I built the following GUI that looks similar to what you described, notice that the k and j controller are greyed out as the master slider is less than 1/2 of it's maximum value:

enter image description here

The code is as follows:

DynamicModule[{master, k = 50, j = 50, range = {1, 100}}, 
Grid[{
{"Master", Slider[Dynamic[master], range],Dynamic[master]}, 
{Item[OpenerView[{"Advanced Controls", 
 Grid[{
 {"K Slider",Dynamic[If[master > range[[2]]/2, Slider[Dynamic[k],{1, 100}],Slider[k,{1,100}, Enabled -> False]]]}, 
 {"J Slider",Dynamic[If[master > range[[2]]/2, Slider[Dynamic[j],{1, 100}],Slider[j, {1, 100}, Enabled -> False]]]}}]}], 
 Alignment -> Left], SpanFromLeft}
}]]

Update

Here's the update where the master slider is updated by j and k. Note that dragging the master slider is meaningless.

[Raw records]
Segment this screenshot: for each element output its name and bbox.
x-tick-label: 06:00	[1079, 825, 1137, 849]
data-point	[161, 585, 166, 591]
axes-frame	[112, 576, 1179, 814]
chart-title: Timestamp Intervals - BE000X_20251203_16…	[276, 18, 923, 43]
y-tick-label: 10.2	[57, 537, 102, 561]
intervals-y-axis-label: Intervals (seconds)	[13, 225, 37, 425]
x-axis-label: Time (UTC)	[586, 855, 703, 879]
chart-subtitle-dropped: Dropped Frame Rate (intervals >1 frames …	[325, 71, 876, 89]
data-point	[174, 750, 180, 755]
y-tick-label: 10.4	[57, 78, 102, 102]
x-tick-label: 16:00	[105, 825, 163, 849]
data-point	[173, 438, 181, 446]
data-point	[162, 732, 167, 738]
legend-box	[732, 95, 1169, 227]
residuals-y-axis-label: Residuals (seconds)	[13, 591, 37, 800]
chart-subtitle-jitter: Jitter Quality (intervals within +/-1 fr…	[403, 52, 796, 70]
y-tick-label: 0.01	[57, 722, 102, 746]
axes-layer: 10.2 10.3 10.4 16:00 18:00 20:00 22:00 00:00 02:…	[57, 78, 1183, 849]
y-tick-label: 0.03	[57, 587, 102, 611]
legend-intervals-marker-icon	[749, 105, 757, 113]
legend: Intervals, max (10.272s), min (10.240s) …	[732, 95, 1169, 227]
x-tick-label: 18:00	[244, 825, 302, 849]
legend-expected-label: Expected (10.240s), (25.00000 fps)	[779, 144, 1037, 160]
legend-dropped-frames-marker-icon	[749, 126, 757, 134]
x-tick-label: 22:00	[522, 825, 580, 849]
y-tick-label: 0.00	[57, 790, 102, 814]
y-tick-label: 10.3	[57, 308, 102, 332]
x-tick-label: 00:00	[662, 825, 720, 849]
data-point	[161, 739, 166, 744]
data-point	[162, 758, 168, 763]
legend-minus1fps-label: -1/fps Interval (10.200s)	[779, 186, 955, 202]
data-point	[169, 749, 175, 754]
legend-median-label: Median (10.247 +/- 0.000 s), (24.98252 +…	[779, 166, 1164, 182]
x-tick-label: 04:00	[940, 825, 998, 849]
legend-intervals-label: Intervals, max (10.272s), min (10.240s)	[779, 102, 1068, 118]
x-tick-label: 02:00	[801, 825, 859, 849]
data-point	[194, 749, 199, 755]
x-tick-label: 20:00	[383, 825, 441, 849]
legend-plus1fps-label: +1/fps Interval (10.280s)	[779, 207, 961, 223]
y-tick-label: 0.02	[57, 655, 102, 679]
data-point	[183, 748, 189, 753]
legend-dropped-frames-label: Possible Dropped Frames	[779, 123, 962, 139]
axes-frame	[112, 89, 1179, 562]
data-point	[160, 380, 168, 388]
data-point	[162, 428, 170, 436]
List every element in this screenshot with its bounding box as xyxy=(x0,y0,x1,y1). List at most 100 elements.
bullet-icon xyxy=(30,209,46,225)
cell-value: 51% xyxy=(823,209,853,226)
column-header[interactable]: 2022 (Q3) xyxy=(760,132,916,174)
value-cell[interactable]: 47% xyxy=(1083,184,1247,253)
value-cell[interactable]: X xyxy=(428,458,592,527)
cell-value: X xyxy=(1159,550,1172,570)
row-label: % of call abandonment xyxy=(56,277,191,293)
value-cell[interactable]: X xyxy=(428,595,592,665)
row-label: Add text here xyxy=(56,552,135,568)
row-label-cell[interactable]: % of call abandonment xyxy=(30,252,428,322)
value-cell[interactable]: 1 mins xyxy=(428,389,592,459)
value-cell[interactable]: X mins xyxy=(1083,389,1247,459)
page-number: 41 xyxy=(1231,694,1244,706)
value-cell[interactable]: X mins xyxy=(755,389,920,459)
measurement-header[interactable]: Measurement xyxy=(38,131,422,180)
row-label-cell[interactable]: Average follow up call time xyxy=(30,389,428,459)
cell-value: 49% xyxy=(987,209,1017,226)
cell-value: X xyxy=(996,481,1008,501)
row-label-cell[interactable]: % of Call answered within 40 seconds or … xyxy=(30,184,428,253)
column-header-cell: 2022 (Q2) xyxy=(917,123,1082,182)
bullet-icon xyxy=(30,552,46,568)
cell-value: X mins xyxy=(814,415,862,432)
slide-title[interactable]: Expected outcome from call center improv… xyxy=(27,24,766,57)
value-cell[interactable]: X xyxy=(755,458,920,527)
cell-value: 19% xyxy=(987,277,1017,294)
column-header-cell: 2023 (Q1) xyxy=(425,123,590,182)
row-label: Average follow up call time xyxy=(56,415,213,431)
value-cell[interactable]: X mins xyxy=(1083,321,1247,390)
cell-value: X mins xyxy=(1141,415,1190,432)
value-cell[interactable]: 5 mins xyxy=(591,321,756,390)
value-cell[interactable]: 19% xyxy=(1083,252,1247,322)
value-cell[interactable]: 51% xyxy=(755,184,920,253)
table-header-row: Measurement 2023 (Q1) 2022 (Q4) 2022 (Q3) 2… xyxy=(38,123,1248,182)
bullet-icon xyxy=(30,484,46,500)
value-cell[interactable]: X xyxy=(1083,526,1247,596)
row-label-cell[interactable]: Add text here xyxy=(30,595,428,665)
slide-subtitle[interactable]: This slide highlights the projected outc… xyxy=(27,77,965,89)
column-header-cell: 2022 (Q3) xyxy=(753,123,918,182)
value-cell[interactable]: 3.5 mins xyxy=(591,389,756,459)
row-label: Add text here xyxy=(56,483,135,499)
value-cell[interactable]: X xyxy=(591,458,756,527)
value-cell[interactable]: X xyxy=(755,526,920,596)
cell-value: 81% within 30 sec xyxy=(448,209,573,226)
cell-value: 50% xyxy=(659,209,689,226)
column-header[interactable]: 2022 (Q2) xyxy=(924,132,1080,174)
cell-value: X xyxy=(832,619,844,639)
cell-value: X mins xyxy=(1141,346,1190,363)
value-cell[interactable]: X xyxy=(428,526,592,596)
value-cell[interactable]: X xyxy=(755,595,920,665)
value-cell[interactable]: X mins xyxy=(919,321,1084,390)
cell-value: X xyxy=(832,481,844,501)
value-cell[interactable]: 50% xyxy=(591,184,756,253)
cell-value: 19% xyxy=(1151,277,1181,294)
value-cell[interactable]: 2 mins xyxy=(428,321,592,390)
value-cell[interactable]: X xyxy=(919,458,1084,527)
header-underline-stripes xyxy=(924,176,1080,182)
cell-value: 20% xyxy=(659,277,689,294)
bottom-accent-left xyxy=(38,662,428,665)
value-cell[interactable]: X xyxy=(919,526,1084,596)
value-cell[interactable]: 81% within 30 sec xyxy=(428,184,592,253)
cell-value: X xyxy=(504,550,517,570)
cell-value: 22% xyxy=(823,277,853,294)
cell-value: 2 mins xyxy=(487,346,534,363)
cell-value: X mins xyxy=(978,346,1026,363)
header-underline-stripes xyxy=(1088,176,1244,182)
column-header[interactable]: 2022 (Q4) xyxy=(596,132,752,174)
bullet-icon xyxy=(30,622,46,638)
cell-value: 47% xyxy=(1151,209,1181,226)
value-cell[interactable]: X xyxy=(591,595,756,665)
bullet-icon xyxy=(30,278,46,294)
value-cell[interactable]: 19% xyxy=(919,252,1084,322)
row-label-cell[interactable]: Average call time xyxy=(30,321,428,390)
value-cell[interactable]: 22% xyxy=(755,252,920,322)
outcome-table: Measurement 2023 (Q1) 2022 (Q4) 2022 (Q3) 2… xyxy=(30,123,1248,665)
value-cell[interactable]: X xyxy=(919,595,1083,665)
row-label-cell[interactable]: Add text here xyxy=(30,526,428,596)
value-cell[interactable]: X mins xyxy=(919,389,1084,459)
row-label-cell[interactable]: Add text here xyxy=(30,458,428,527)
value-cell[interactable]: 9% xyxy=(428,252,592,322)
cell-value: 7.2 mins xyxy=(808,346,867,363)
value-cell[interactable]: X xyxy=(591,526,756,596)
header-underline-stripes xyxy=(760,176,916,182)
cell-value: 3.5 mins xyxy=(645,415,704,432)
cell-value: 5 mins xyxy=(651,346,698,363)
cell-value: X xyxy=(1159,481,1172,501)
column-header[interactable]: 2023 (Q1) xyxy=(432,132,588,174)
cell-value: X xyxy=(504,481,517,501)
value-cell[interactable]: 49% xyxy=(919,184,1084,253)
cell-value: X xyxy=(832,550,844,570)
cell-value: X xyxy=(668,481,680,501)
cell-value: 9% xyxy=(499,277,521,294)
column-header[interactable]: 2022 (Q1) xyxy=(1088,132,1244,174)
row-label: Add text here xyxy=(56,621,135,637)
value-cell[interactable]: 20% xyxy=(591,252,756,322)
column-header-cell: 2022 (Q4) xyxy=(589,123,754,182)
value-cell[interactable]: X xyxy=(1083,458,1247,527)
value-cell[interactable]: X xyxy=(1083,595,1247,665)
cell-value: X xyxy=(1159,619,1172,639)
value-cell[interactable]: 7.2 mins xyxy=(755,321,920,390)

WORK TO COMPLETE
• a. In the forum answer, what happens when the master slider is dragged in the updated version?
• b. Recast the lines of the records from the first line through the line that contains "537, 102, 561]", inclusive, as a Markdown table with the columns No. and Line, leaving out any blank lines.

RESPONSES
• a. Dragging the master slider is meaningless.

• b.
| No. | Line |
|---|---|
| 1 | Segment this screenshot: for each element output its name and bbox. |
| 2 | x-tick-label: 06:00	[1079, 825, 1137, 849] |
| 3 | data-point	[161, 585, 166, 591] |
| 4 | axes-frame	[112, 576, 1179, 814] |
| 5 | chart-title: Timestamp Intervals - BE000X_20251203_16…	[276, 18, 923, 43] |
| 6 | y-tick-label: 10.2	[57, 537, 102, 561] |